→ WORK TO BE COMPLETED
Each entry below is to be given again word for word, with no pictures.

Dataset entries
-- Start --

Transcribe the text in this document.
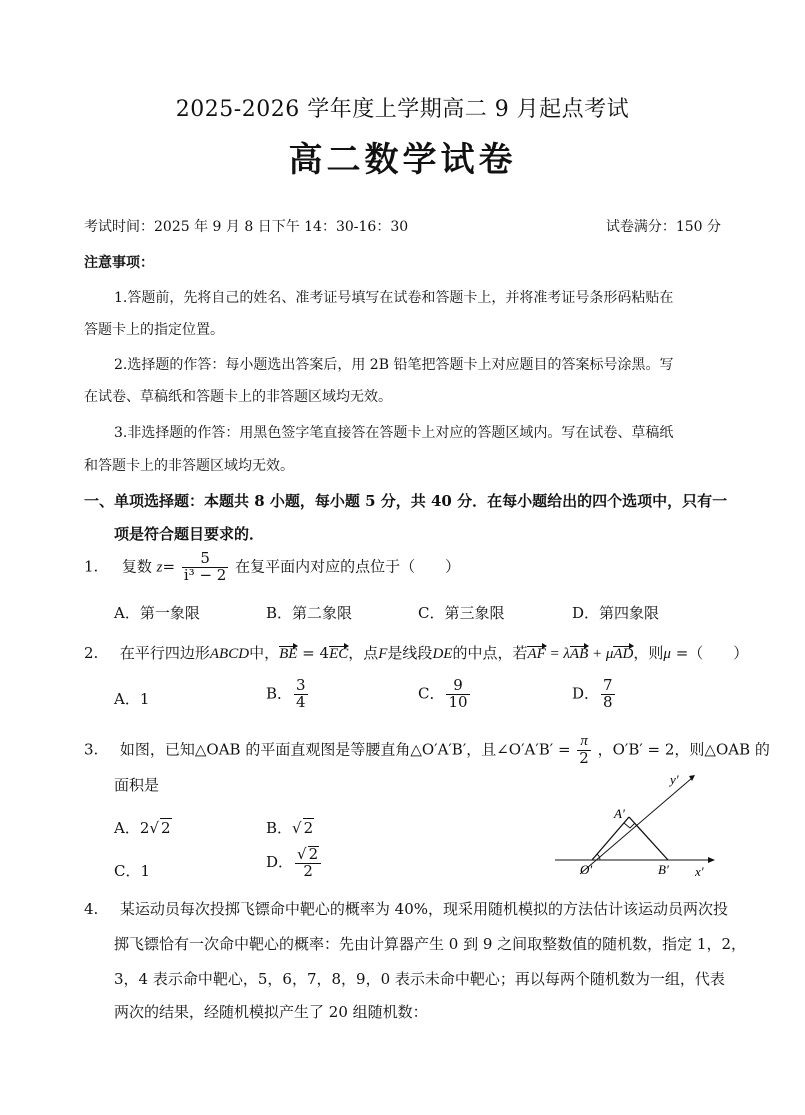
2025-2026 学年度上学期高二 9 月起点考试
高二数学试卷
考试时间：2025 年 9 月 8 日下午 14：30-16：30	试卷满分：150 分
注意事项：
1.答题前，先将自己的姓名、准考证号填写在试卷和答题卡上，并将准考证号条形码粘贴在
答题卡上的指定位置。
2.选择题的作答：每小题选出答案后，用 2B 铅笔把答题卡上对应题目的答案标号涂黑。写
在试卷、草稿纸和答题卡上的非答题区域均无效。
3.非选择题的作答：用黑色签字笔直接答在答题卡上对应的答题区域内。写在试卷、草稿纸
和答题卡上的非答题区域均无效。
一、单项选择题：本题共 8 小题，每小题 5 分，共 40 分．在每小题给出的四个选项中，只有一
项是符合题目要求的．
1. 复数 $z= \frac{5}{\text{i³ − 2}}$ 在复平面内对应的点位于（　　）
A．第一象限	B．第二象限	C．第三象限	D．第四象限
2. 在平行四边形ABCD中，BE = 4EC，点F是线段DE的中点，若AF = λAB + μAD，则μ =（　　）
A．1	B． $\frac{3}{4}$	C． $\frac{9}{10}$	D． $\frac{7}{8}$
3. 如图，已知△OAB 的平面直观图是等腰直角△O′A′B′，且∠O′A′B′ = $\frac{\pi}{2}$ ，O′B′ = 2，则△OAB 的
面积是
A．2√ 2	B．√ 2
C．1
D． $\frac{√ 2}{2}$
y′
x′
O′
A′
B′
4. 某运动员每次投掷飞镖命中靶心的概率为 40%，现采用随机模拟的方法估计该运动员两次投
掷飞镖恰有一次命中靶心的概率：先由计算器产生 0 到 9 之间取整数值的随机数，指定 1，2，
3，4 表示命中靶心，5，6，7，8，9，0 表示未命中靶心；再以每两个随机数为一组，代表
两次的结果，经随机模拟产生了 20 组随机数：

-- End --

→ SOLVED PROBLEM
Transcribe the text in this document.
2025-2026 学年度上学期高二 9 月起点考试
高二数学试卷
考试时间：2025 年 9 月 8 日下午 14：30-16：30	试卷满分：150 分
注意事项：
1.答题前，先将自己的姓名、准考证号填写在试卷和答题卡上，并将准考证号条形码粘贴在
答题卡上的指定位置。
2.选择题的作答：每小题选出答案后，用 2B 铅笔把答题卡上对应题目的答案标号涂黑。写
在试卷、草稿纸和答题卡上的非答题区域均无效。
3.非选择题的作答：用黑色签字笔直接答在答题卡上对应的答题区域内。写在试卷、草稿纸
和答题卡上的非答题区域均无效。
一、单项选择题：本题共 8 小题，每小题 5 分，共 40 分．在每小题给出的四个选项中，只有一
项是符合题目要求的．
1. 复数 $z= \frac{5}{\text{i³ − 2}}$ 在复平面内对应的点位于（　　）
A．第一象限	B．第二象限	C．第三象限	D．第四象限
2. 在平行四边形ABCD中，BE = 4EC，点F是线段DE的中点，若AF = λAB + μAD，则μ =（　　）
A．1	B． $\frac{3}{4}$	C． $\frac{9}{10}$	D． $\frac{7}{8}$
3. 如图，已知△OAB 的平面直观图是等腰直角△O′A′B′，且∠O′A′B′ = $\frac{\pi}{2}$ ，O′B′ = 2，则△OAB 的
面积是
A．2√ 2	B．√ 2
C．1
D． $\frac{√ 2}{2}$
y′
x′
O′
A′
B′
4. 某运动员每次投掷飞镖命中靶心的概率为 40%，现采用随机模拟的方法估计该运动员两次投
掷飞镖恰有一次命中靶心的概率：先由计算器产生 0 到 9 之间取整数值的随机数，指定 1，2，
3，4 表示命中靶心，5，6，7，8，9，0 表示未命中靶心；再以每两个随机数为一组，代表
两次的结果，经随机模拟产生了 20 组随机数：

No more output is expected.